What the task requires
Please find all lines in the data that hold the string "Breakdown" and copy them.

......

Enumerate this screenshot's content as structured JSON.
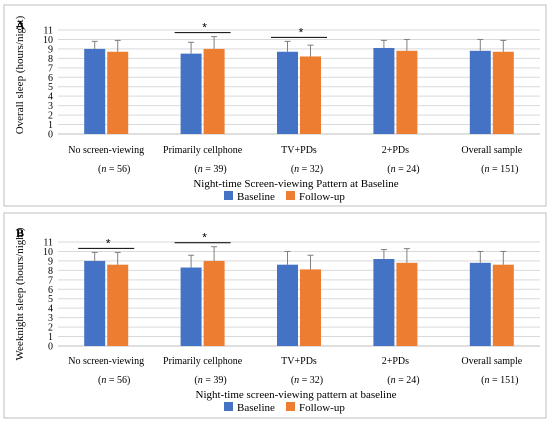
{
  "colors": {
    "baseline": "#4472C4",
    "followup": "#ED7D31",
    "grid": "#d9d9d9",
    "border": "#bfbfbf"
  },
  "chart_data": [
    {
      "type": "bar",
      "panel_label": "A",
      "categories": [
        "No screen-viewing",
        "Primarily cellphone",
        "TV+PDs",
        "2+PDs",
        "Overall sample"
      ],
      "n_labels": [
        "56",
        "39",
        "32",
        "24",
        "151"
      ],
      "n_prefix": "n",
      "series": [
        {
          "name": "Baseline",
          "values": [
            9.0,
            8.5,
            8.7,
            9.1,
            8.8
          ],
          "errors": [
            0.8,
            1.2,
            1.1,
            0.8,
            1.2
          ]
        },
        {
          "name": "Follow-up",
          "values": [
            8.7,
            9.0,
            8.2,
            8.8,
            8.7
          ],
          "errors": [
            1.2,
            1.3,
            1.2,
            1.2,
            1.2
          ]
        }
      ],
      "significance": [
        1,
        2
      ],
      "significance_symbol": "*",
      "ylabel": "Overall sleep (hours/night)",
      "xlabel": "Night-time Screen-viewing Pattern at Baseline",
      "ylim": [
        0,
        11
      ],
      "yticks": [
        0,
        1,
        2,
        3,
        4,
        5,
        6,
        7,
        8,
        9,
        10,
        11
      ],
      "grid": true,
      "legend_position": "bottom"
    },
    {
      "type": "bar",
      "panel_label": "B",
      "categories": [
        "No screen-viewing",
        "Primarily cellphone",
        "TV+PDs",
        "2+PDs",
        "Overall sample"
      ],
      "n_labels": [
        "56",
        "39",
        "32",
        "24",
        "151"
      ],
      "n_prefix": "n",
      "series": [
        {
          "name": "Baseline",
          "values": [
            9.0,
            8.3,
            8.6,
            9.2,
            8.8
          ],
          "errors": [
            0.9,
            1.3,
            1.4,
            1.0,
            1.2
          ]
        },
        {
          "name": "Follow-up",
          "values": [
            8.6,
            9.0,
            8.1,
            8.8,
            8.6
          ],
          "errors": [
            1.3,
            1.5,
            1.5,
            1.5,
            1.4
          ]
        }
      ],
      "significance": [
        0,
        1
      ],
      "significance_symbol": "*",
      "ylabel": "Weeknight sleep (hours/night)",
      "xlabel": "Night-time screen-viewing pattern at baseline",
      "ylim": [
        0,
        11
      ],
      "yticks": [
        0,
        1,
        2,
        3,
        4,
        5,
        6,
        7,
        8,
        9,
        10,
        11
      ],
      "grid": true,
      "legend_position": "bottom"
    }
  ]
}
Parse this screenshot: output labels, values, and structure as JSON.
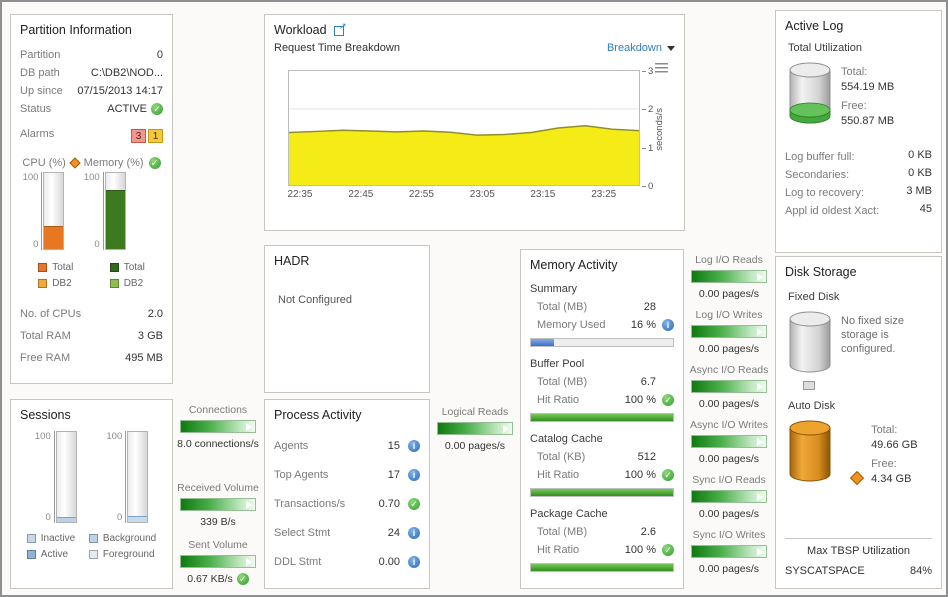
{
  "partition_info": {
    "title": "Partition Information",
    "rows": [
      {
        "label": "Partition",
        "value": "0"
      },
      {
        "label": "DB path",
        "value": "C:\\DB2\\NOD..."
      },
      {
        "label": "Up since",
        "value": "07/15/2013 14:17"
      },
      {
        "label": "Status",
        "value": "ACTIVE"
      }
    ],
    "alarms_label": "Alarms",
    "alarms": {
      "error_count": "3",
      "warning_count": "1"
    },
    "cpu_gauge": {
      "label": "CPU (%)",
      "max": "100",
      "min": "0",
      "fill_pct": 30,
      "color": "#e87722"
    },
    "memory_gauge": {
      "label": "Memory (%)",
      "max": "100",
      "min": "0",
      "fill_pct": 78,
      "color": "#3d7a1f"
    },
    "cpu_legend": [
      {
        "label": "Total",
        "color": "#e8762c"
      },
      {
        "label": "DB2",
        "color": "#f3a83b"
      }
    ],
    "memory_legend": [
      {
        "label": "Total",
        "color": "#2f6b1c"
      },
      {
        "label": "DB2",
        "color": "#8dbf4c"
      }
    ],
    "stats": [
      {
        "label": "No. of CPUs",
        "value": "2.0"
      },
      {
        "label": "Total RAM",
        "value": "3 GB"
      },
      {
        "label": "Free RAM",
        "value": "495 MB"
      }
    ]
  },
  "sessions": {
    "title": "Sessions",
    "left_gauge": {
      "max": "100",
      "min": "0",
      "fill_pct": 6,
      "color": "#b9d2ea"
    },
    "right_gauge": {
      "max": "100",
      "min": "0",
      "fill_pct": 7,
      "color": "#c9daee"
    },
    "left_legend": [
      {
        "label": "Inactive",
        "color": "#c5d9ee"
      },
      {
        "label": "Active",
        "color": "#8fb4d9"
      }
    ],
    "right_legend": [
      {
        "label": "Background",
        "color": "#bcd2ea"
      },
      {
        "label": "Foreground",
        "color": "#e2ebf4"
      }
    ]
  },
  "workload": {
    "title": "Workload",
    "subtitle": "Request Time Breakdown",
    "dropdown_label": "Breakdown",
    "chart_data": {
      "type": "area",
      "x_ticks": [
        "22:35",
        "22:45",
        "22:55",
        "23:05",
        "23:15",
        "23:25"
      ],
      "y_ticks": [
        "3",
        "2",
        "1",
        "0"
      ],
      "ylabel": "seconds/s",
      "ylim": [
        0,
        3
      ],
      "series": [
        {
          "name": "Request Time",
          "values": [
            1.38,
            1.41,
            1.44,
            1.42,
            1.4,
            1.42,
            1.39,
            1.31,
            1.33,
            1.38,
            1.5,
            1.56,
            1.47,
            1.43
          ]
        }
      ],
      "fill_color": "#f5eb17",
      "line_color": "#8f8c2c",
      "grid": true,
      "legend_position": "none"
    }
  },
  "hadr": {
    "title": "HADR",
    "status": "Not Configured"
  },
  "process_activity": {
    "title": "Process Activity",
    "rows": [
      {
        "label": "Agents",
        "value": "15",
        "icon": "info"
      },
      {
        "label": "Top Agents",
        "value": "17",
        "icon": "info"
      },
      {
        "label": "Transactions/s",
        "value": "0.70",
        "icon": "check"
      },
      {
        "label": "Select Stmt",
        "value": "24",
        "icon": "info"
      },
      {
        "label": "DDL Stmt",
        "value": "0.00",
        "icon": "info"
      }
    ]
  },
  "memory_activity": {
    "title": "Memory Activity",
    "sections": [
      {
        "header": "Summary",
        "row1": {
          "label": "Total (MB)",
          "value": "28"
        },
        "row2": {
          "label": "Memory Used",
          "value": "16 %"
        },
        "bar_pct": 16
      },
      {
        "header": "Buffer Pool",
        "row1": {
          "label": "Total (MB)",
          "value": "6.7"
        },
        "row2": {
          "label": "Hit Ratio",
          "value": "100 %"
        },
        "bar_pct": 100
      },
      {
        "header": "Catalog Cache",
        "row1": {
          "label": "Total (KB)",
          "value": "512"
        },
        "row2": {
          "label": "Hit Ratio",
          "value": "100 %"
        },
        "bar_pct": 100
      },
      {
        "header": "Package Cache",
        "row1": {
          "label": "Total (MB)",
          "value": "2.6"
        },
        "row2": {
          "label": "Hit Ratio",
          "value": "100 %"
        },
        "bar_pct": 100
      }
    ]
  },
  "meters": {
    "connections": {
      "label": "Connections",
      "value": "8.0 connections/s"
    },
    "received_volume": {
      "label": "Received Volume",
      "value": "339 B/s"
    },
    "sent_volume": {
      "label": "Sent Volume",
      "value": "0.67 KB/s"
    },
    "logical_reads": {
      "label": "Logical Reads",
      "value": "0.00 pages/s"
    },
    "log_io_reads": {
      "label": "Log I/O Reads",
      "value": "0.00 pages/s"
    },
    "log_io_writes": {
      "label": "Log I/O Writes",
      "value": "0.00 pages/s"
    },
    "async_io_reads": {
      "label": "Async I/O Reads",
      "value": "0.00 pages/s"
    },
    "async_io_writes": {
      "label": "Async I/O Writes",
      "value": "0.00 pages/s"
    },
    "sync_io_reads": {
      "label": "Sync I/O Reads",
      "value": "0.00 pages/s"
    },
    "sync_io_writes": {
      "label": "Sync I/O Writes",
      "value": "0.00 pages/s"
    }
  },
  "active_log": {
    "title": "Active Log",
    "subtitle": "Total Utilization",
    "total_label": "Total:",
    "total_value": "554.19 MB",
    "free_label": "Free:",
    "free_value": "550.87 MB",
    "rows": [
      {
        "label": "Log buffer full:",
        "value": "0 KB"
      },
      {
        "label": "Secondaries:",
        "value": "0 KB"
      },
      {
        "label": "Log to recovery:",
        "value": "3 MB"
      },
      {
        "label": "Appl id oldest Xact:",
        "value": "45"
      }
    ]
  },
  "disk_storage": {
    "title": "Disk Storage",
    "fixed_disk": {
      "label": "Fixed Disk",
      "message": "No fixed size storage is configured."
    },
    "auto_disk": {
      "label": "Auto Disk",
      "total_label": "Total:",
      "total_value": "49.66 GB",
      "free_label": "Free:",
      "free_value": "4.34 GB"
    },
    "max_tbsp": {
      "header": "Max TBSP Utilization",
      "name": "SYSCATSPACE",
      "value": "84%"
    }
  },
  "colors": {
    "accent_blue": "#2f80c3",
    "ok_green": "#3aa63a",
    "warn_orange": "#f09122",
    "alarm_red": "#f2968c",
    "alarm_yellow": "#f6c63d",
    "chart_fill_yellow": "#f5eb17"
  }
}
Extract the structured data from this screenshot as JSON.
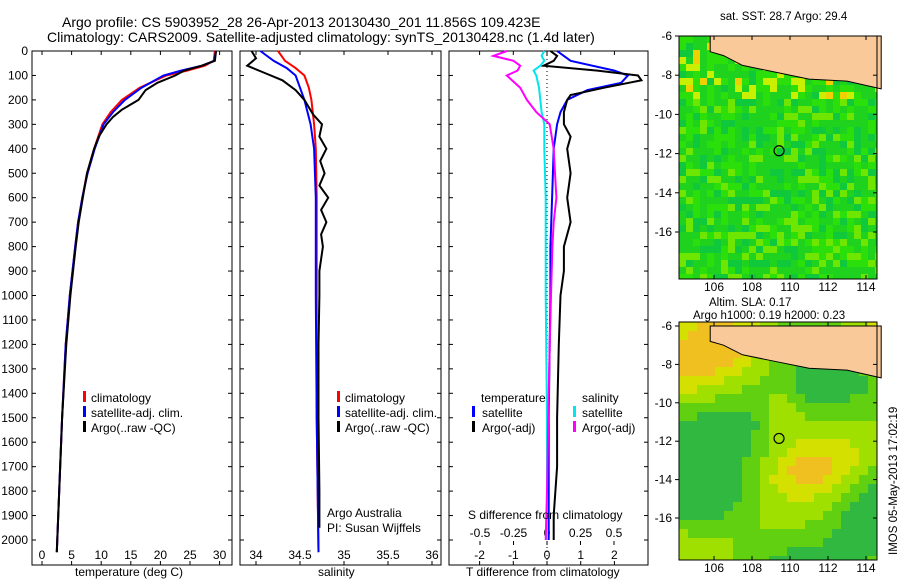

......

Output
    "subtitle": "Request Time Breakdown",
    "dropdown_label": "Breakdown",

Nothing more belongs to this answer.